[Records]
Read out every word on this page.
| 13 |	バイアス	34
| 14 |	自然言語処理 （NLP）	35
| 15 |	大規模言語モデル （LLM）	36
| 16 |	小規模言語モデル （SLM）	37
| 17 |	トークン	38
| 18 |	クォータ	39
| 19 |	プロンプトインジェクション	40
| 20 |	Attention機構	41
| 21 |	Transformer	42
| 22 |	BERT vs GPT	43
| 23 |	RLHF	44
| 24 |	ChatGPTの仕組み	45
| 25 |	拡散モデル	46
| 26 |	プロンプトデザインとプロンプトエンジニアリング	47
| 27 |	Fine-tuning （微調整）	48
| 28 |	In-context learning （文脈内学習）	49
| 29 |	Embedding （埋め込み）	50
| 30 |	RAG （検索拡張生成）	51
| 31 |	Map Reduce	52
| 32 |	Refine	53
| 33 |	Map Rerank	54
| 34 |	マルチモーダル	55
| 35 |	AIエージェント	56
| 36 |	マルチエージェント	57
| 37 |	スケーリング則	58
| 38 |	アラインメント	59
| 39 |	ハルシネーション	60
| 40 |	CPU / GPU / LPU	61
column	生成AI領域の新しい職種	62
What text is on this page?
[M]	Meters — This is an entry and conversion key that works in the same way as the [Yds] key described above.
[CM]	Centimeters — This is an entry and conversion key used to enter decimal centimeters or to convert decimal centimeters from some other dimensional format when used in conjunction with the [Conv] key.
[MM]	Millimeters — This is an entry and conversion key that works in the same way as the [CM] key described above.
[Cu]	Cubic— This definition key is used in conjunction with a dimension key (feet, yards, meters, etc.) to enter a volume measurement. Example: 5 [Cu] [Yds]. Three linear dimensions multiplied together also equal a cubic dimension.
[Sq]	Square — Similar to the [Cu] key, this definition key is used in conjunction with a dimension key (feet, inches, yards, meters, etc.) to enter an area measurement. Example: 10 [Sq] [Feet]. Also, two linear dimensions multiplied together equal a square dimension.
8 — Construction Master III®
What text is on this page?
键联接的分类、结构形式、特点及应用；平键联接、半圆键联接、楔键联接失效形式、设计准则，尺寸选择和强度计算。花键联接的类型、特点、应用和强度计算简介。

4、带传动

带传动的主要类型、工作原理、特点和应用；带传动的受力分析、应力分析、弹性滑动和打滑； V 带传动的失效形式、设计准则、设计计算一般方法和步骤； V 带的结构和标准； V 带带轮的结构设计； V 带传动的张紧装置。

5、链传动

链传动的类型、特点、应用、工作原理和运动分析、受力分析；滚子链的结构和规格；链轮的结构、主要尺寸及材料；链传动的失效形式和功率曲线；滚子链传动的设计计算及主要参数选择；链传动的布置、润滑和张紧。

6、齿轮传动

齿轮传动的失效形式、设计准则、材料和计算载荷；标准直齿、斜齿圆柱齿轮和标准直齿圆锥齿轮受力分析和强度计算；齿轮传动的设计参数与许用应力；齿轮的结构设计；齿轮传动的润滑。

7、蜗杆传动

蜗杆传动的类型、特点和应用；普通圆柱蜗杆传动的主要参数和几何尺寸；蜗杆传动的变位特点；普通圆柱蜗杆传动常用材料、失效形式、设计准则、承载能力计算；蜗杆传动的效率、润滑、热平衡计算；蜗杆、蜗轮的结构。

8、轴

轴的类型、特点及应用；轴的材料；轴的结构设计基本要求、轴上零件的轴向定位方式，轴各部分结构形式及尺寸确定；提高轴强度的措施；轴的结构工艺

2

- **What you are asked to do**
In the entries above, find every line with the word "that" and list it.

- **Output of the task**
[M]	Meters — This is an entry and conversion key that works in the same way as the [Yds] key described above.
[MM]	Millimeters — This is an entry and conversion key that works in the same way as the [CM] key described above.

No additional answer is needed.